### Goal of the exercise
Find the string "title" in the listing and report every line that has it.

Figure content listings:
------------------------------
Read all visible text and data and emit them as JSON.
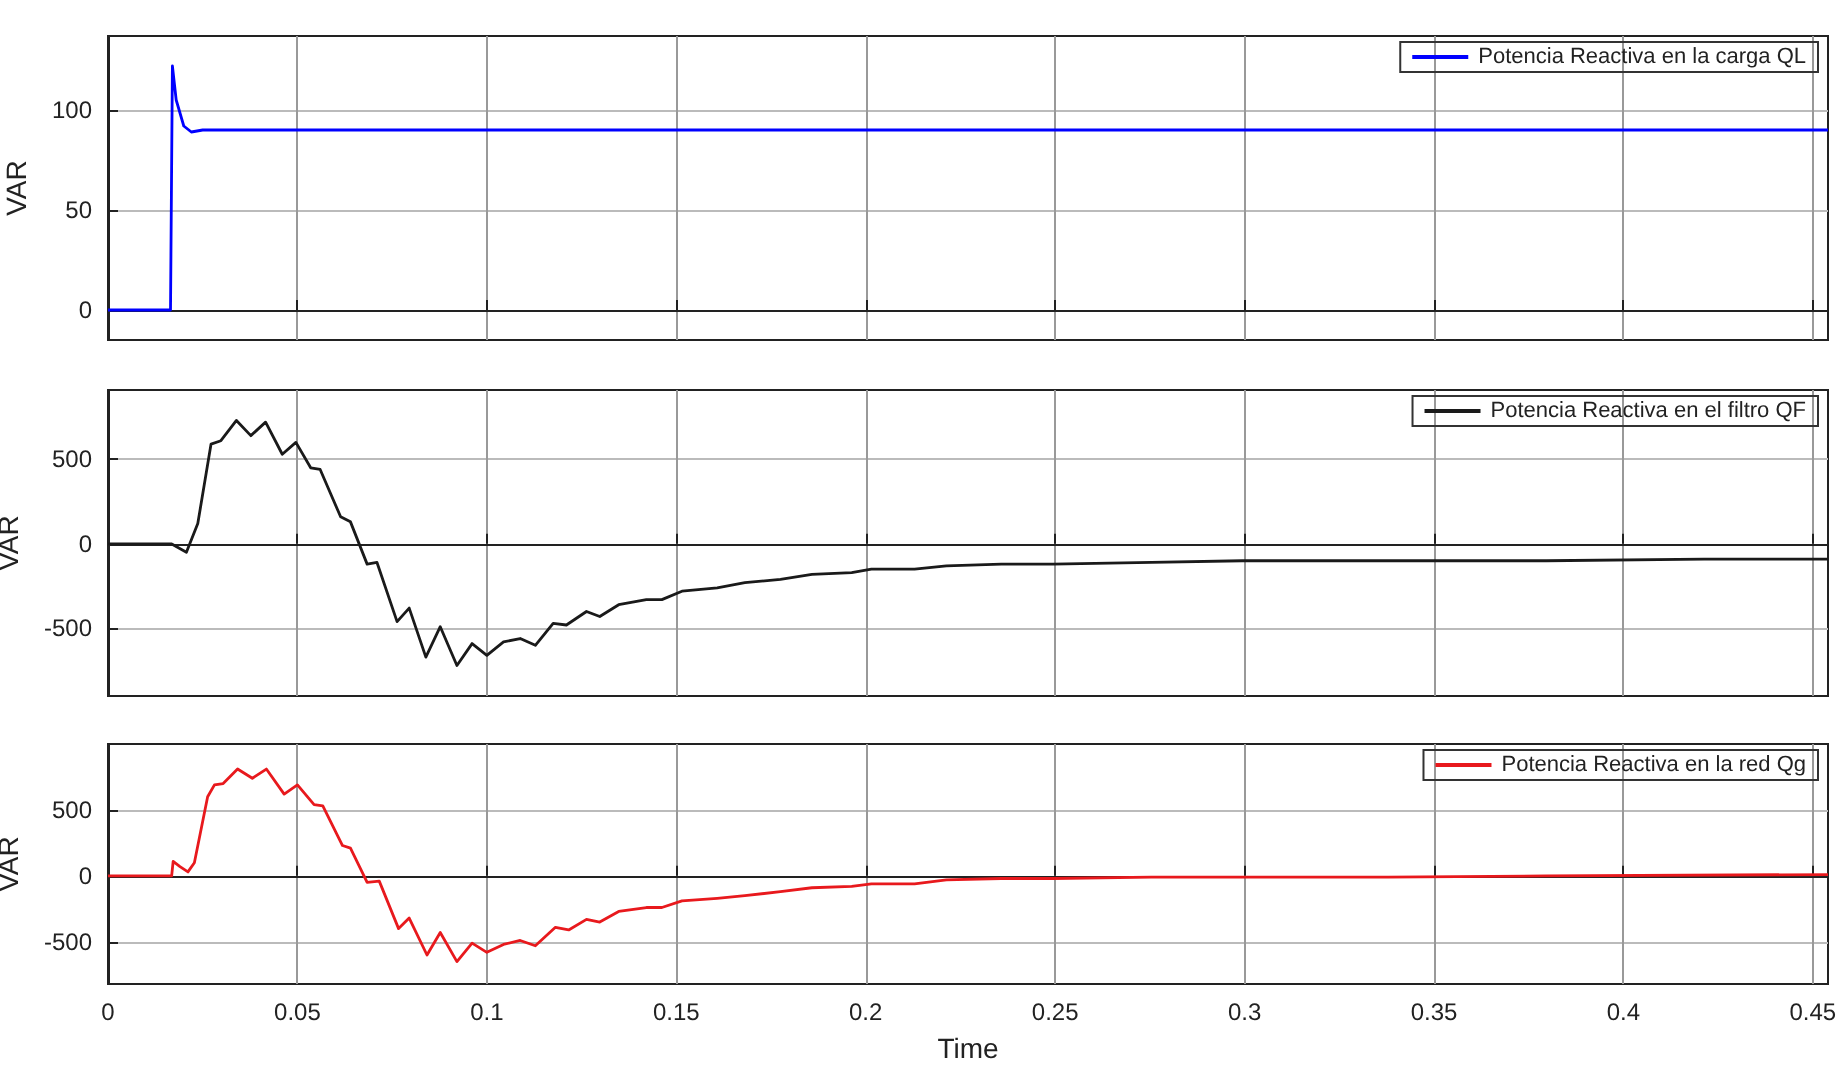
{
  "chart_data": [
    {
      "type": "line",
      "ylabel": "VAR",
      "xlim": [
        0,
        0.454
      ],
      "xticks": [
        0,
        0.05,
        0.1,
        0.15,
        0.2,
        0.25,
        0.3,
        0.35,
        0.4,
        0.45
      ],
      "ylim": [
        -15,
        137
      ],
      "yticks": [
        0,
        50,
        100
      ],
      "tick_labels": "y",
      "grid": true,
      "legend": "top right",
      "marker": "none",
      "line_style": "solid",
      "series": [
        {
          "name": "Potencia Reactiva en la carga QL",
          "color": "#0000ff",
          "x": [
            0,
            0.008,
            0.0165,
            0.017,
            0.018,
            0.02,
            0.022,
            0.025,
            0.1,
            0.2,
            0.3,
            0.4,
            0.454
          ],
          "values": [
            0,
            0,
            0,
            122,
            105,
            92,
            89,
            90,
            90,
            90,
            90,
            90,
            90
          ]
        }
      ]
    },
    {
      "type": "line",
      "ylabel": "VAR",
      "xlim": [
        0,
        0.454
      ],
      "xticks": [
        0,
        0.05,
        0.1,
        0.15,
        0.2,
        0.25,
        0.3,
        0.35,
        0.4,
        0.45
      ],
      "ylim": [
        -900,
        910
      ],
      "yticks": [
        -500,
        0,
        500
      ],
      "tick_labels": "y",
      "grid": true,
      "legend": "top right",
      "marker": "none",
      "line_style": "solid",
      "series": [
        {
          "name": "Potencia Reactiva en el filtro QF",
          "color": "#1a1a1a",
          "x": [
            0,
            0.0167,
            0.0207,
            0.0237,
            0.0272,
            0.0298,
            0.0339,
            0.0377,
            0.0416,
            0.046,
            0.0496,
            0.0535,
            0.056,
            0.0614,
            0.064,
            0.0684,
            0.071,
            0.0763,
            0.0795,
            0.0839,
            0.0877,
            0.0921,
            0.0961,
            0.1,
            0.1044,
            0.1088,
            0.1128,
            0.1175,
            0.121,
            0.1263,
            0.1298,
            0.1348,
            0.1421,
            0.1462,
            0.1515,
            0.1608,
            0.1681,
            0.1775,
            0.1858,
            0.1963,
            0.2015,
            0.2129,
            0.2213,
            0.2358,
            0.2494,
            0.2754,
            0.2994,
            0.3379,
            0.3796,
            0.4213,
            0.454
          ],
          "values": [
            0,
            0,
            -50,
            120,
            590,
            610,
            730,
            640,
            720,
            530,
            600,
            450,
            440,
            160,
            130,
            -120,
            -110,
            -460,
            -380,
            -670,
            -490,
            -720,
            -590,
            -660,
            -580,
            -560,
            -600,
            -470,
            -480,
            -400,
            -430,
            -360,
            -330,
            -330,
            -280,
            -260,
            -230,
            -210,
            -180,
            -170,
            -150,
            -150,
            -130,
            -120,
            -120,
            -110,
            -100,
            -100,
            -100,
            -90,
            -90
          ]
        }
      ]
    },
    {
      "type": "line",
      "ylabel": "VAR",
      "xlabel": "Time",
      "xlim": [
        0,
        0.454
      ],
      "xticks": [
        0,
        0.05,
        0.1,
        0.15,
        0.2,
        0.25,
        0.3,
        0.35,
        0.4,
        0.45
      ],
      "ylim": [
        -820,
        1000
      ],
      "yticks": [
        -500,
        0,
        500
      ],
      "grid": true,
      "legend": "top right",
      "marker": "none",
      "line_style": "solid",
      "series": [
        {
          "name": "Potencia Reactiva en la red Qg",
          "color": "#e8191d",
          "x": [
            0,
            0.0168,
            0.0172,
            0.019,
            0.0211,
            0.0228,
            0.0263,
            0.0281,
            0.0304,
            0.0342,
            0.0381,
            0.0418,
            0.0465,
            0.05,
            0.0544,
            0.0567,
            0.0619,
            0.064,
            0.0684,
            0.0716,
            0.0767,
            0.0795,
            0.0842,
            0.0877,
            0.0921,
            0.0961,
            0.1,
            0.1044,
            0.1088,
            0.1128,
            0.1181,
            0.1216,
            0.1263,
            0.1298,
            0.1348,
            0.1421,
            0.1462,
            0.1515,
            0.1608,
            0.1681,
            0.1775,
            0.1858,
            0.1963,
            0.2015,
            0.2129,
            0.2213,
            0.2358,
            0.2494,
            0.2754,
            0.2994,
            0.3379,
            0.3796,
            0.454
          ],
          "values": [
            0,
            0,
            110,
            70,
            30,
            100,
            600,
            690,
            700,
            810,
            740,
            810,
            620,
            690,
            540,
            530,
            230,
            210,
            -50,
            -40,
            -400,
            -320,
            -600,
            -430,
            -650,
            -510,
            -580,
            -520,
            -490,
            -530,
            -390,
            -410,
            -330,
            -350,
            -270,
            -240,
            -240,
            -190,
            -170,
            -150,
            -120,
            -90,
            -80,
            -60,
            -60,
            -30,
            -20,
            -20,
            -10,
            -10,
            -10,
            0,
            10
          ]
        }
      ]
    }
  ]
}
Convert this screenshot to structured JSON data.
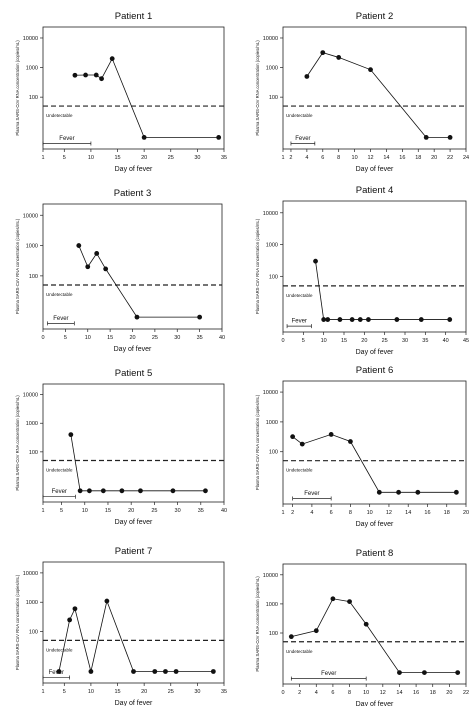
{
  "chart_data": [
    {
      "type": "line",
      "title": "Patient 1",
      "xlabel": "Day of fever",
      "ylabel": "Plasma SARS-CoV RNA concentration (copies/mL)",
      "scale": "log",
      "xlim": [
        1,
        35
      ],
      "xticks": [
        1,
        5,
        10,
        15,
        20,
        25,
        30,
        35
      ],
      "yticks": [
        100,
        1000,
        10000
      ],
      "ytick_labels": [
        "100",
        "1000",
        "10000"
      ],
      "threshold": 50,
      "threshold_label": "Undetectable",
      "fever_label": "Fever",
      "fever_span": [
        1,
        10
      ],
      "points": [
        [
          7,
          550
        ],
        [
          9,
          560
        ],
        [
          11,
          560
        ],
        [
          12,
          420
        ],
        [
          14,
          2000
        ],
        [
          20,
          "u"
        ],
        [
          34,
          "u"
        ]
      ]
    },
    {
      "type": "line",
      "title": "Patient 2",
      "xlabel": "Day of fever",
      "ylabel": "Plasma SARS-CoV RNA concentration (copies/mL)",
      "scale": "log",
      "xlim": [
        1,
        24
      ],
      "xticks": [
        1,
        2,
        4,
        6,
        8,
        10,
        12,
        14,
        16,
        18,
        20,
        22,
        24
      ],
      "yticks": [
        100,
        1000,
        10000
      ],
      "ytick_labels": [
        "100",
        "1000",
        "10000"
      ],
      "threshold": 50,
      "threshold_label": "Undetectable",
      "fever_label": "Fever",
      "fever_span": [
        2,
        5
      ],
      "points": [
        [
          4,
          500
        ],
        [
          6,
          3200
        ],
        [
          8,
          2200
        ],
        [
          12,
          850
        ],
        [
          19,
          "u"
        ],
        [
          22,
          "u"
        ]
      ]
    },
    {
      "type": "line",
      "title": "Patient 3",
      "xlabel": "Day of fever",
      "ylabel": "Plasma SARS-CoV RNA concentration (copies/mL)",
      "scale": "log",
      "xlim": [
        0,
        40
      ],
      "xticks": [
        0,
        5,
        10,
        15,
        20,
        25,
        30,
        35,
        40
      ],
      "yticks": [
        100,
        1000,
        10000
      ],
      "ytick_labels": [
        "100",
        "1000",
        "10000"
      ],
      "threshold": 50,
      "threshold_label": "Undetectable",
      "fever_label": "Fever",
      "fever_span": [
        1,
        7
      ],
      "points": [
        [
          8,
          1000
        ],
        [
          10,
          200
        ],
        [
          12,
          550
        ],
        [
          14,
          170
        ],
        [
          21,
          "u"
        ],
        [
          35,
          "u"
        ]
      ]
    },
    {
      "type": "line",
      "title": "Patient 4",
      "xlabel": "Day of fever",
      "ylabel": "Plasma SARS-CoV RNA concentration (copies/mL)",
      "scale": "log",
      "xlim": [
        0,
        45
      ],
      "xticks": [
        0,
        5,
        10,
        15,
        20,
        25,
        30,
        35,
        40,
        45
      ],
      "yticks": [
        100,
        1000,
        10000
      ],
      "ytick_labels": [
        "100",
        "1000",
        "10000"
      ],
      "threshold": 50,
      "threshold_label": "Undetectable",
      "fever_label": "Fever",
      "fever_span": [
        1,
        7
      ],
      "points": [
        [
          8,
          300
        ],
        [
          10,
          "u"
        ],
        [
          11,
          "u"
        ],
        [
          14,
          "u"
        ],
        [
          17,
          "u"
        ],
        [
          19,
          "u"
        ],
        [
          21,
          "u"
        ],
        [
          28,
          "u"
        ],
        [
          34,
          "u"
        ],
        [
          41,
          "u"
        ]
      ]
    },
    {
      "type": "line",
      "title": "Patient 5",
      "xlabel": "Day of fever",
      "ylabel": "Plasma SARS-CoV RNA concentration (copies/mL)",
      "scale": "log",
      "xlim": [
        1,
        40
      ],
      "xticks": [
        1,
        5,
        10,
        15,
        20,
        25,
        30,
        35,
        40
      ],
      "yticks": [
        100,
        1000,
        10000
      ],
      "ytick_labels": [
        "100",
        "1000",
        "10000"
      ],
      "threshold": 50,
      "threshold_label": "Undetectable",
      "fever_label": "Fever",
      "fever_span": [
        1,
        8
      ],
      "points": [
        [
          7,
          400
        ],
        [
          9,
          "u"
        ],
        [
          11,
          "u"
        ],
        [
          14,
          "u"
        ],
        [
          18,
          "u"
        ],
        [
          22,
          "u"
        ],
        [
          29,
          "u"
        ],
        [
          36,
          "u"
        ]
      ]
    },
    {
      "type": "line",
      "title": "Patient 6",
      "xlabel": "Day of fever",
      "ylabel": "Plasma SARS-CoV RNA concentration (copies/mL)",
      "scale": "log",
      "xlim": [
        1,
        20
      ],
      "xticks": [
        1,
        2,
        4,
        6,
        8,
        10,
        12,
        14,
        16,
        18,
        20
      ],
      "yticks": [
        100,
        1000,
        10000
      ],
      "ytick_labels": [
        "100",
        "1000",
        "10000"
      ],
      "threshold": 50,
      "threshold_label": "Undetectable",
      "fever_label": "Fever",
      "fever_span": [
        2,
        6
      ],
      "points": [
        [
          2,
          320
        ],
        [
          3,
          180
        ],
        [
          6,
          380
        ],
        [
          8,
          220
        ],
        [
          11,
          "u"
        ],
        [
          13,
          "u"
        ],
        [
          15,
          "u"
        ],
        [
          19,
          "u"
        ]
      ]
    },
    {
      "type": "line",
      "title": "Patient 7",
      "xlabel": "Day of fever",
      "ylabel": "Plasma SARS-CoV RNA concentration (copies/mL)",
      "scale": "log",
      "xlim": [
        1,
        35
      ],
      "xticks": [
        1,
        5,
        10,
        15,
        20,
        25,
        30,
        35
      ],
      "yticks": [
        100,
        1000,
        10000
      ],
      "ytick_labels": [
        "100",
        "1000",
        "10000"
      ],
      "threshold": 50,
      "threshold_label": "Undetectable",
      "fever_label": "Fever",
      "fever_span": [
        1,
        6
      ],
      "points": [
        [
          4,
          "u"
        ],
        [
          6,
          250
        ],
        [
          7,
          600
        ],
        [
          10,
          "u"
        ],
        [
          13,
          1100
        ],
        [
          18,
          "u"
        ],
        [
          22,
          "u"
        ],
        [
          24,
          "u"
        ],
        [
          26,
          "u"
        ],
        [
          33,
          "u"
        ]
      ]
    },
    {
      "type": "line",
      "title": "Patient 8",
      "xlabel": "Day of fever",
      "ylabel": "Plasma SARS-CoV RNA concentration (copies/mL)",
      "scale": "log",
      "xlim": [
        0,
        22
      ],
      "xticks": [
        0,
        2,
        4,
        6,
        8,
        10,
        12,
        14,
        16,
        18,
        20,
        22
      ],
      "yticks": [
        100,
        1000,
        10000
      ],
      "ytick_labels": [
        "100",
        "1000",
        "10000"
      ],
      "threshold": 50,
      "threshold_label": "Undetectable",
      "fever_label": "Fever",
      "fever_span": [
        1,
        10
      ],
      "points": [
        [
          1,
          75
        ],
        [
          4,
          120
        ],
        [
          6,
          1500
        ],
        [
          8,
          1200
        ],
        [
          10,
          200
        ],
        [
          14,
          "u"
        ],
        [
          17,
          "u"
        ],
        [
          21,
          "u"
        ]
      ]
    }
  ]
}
------------------------------
### Written answer
      "title": "Patient 1",
      "title": "Patient 2",
      "title": "Patient 3",
      "title": "Patient 4",
      "title": "Patient 5",
      "title": "Patient 6",
      "title": "Patient 7",
      "title": "Patient 8",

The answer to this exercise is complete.